# WORK TO BE COMPLETED
Skip the images and copy each record exactly as written.

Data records
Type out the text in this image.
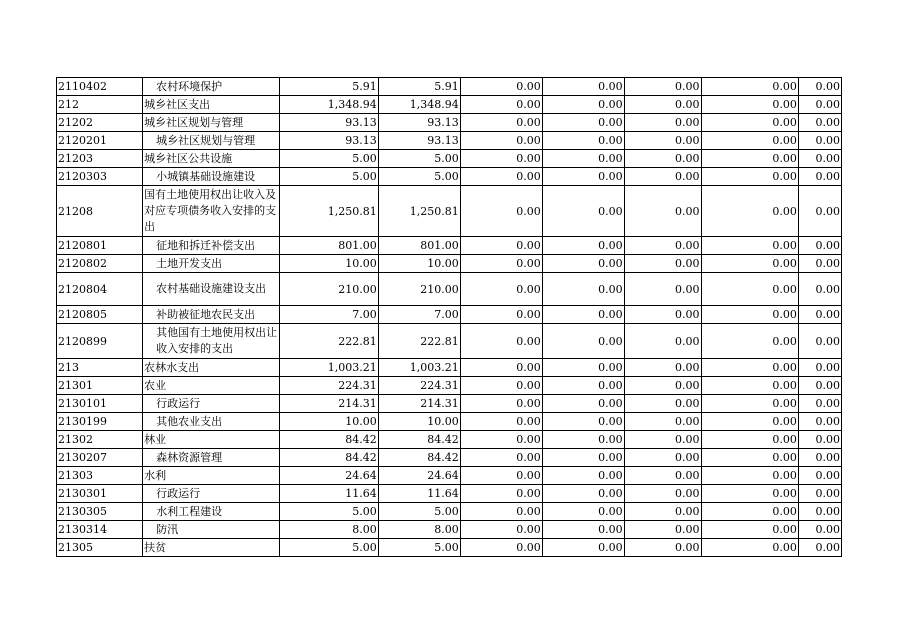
2110402	农村环境保护	5.91	5.91	0.00	0.00	0.00	0.00	0.00
212	城乡社区支出	1,348.94	1,348.94	0.00	0.00	0.00	0.00	0.00
21202	城乡社区规划与管理	93.13	93.13	0.00	0.00	0.00	0.00	0.00
2120201	城乡社区规划与管理	93.13	93.13	0.00	0.00	0.00	0.00	0.00
21203	城乡社区公共设施	5.00	5.00	0.00	0.00	0.00	0.00	0.00
2120303	小城镇基础设施建设	5.00	5.00	0.00	0.00	0.00	0.00	0.00
21208	国有土地使用权出让收入及对应专项债务收入安排的支出	1,250.81	1,250.81	0.00	0.00	0.00	0.00	0.00
2120801	征地和拆迁补偿支出	801.00	801.00	0.00	0.00	0.00	0.00	0.00
2120802	土地开发支出	10.00	10.00	0.00	0.00	0.00	0.00	0.00
2120804	农村基础设施建设支出	210.00	210.00	0.00	0.00	0.00	0.00	0.00
2120805	补助被征地农民支出	7.00	7.00	0.00	0.00	0.00	0.00	0.00
2120899	其他国有土地使用权出让收入安排的支出	222.81	222.81	0.00	0.00	0.00	0.00	0.00
213	农林水支出	1,003.21	1,003.21	0.00	0.00	0.00	0.00	0.00
21301	农业	224.31	224.31	0.00	0.00	0.00	0.00	0.00
2130101	行政运行	214.31	214.31	0.00	0.00	0.00	0.00	0.00
2130199	其他农业支出	10.00	10.00	0.00	0.00	0.00	0.00	0.00
21302	林业	84.42	84.42	0.00	0.00	0.00	0.00	0.00
2130207	森林资源管理	84.42	84.42	0.00	0.00	0.00	0.00	0.00
21303	水利	24.64	24.64	0.00	0.00	0.00	0.00	0.00
2130301	行政运行	11.64	11.64	0.00	0.00	0.00	0.00	0.00
2130305	水利工程建设	5.00	5.00	0.00	0.00	0.00	0.00	0.00
2130314	防汛	8.00	8.00	0.00	0.00	0.00	0.00	0.00
21305	扶贫	5.00	5.00	0.00	0.00	0.00	0.00	0.00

# TASK ANSWER
Type out the text in this image.
2110402	农村环境保护	5.91	5.91	0.00	0.00	0.00	0.00	0.00
212	城乡社区支出	1,348.94	1,348.94	0.00	0.00	0.00	0.00	0.00
21202	城乡社区规划与管理	93.13	93.13	0.00	0.00	0.00	0.00	0.00
2120201	城乡社区规划与管理	93.13	93.13	0.00	0.00	0.00	0.00	0.00
21203	城乡社区公共设施	5.00	5.00	0.00	0.00	0.00	0.00	0.00
2120303	小城镇基础设施建设	5.00	5.00	0.00	0.00	0.00	0.00	0.00
21208	国有土地使用权出让收入及对应专项债务收入安排的支出	1,250.81	1,250.81	0.00	0.00	0.00	0.00	0.00
2120801	征地和拆迁补偿支出	801.00	801.00	0.00	0.00	0.00	0.00	0.00
2120802	土地开发支出	10.00	10.00	0.00	0.00	0.00	0.00	0.00
2120804	农村基础设施建设支出	210.00	210.00	0.00	0.00	0.00	0.00	0.00
2120805	补助被征地农民支出	7.00	7.00	0.00	0.00	0.00	0.00	0.00
2120899	其他国有土地使用权出让收入安排的支出	222.81	222.81	0.00	0.00	0.00	0.00	0.00
213	农林水支出	1,003.21	1,003.21	0.00	0.00	0.00	0.00	0.00
21301	农业	224.31	224.31	0.00	0.00	0.00	0.00	0.00
2130101	行政运行	214.31	214.31	0.00	0.00	0.00	0.00	0.00
2130199	其他农业支出	10.00	10.00	0.00	0.00	0.00	0.00	0.00
21302	林业	84.42	84.42	0.00	0.00	0.00	0.00	0.00
2130207	森林资源管理	84.42	84.42	0.00	0.00	0.00	0.00	0.00
21303	水利	24.64	24.64	0.00	0.00	0.00	0.00	0.00
2130301	行政运行	11.64	11.64	0.00	0.00	0.00	0.00	0.00
2130305	水利工程建设	5.00	5.00	0.00	0.00	0.00	0.00	0.00
2130314	防汛	8.00	8.00	0.00	0.00	0.00	0.00	0.00
21305	扶贫	5.00	5.00	0.00	0.00	0.00	0.00	0.00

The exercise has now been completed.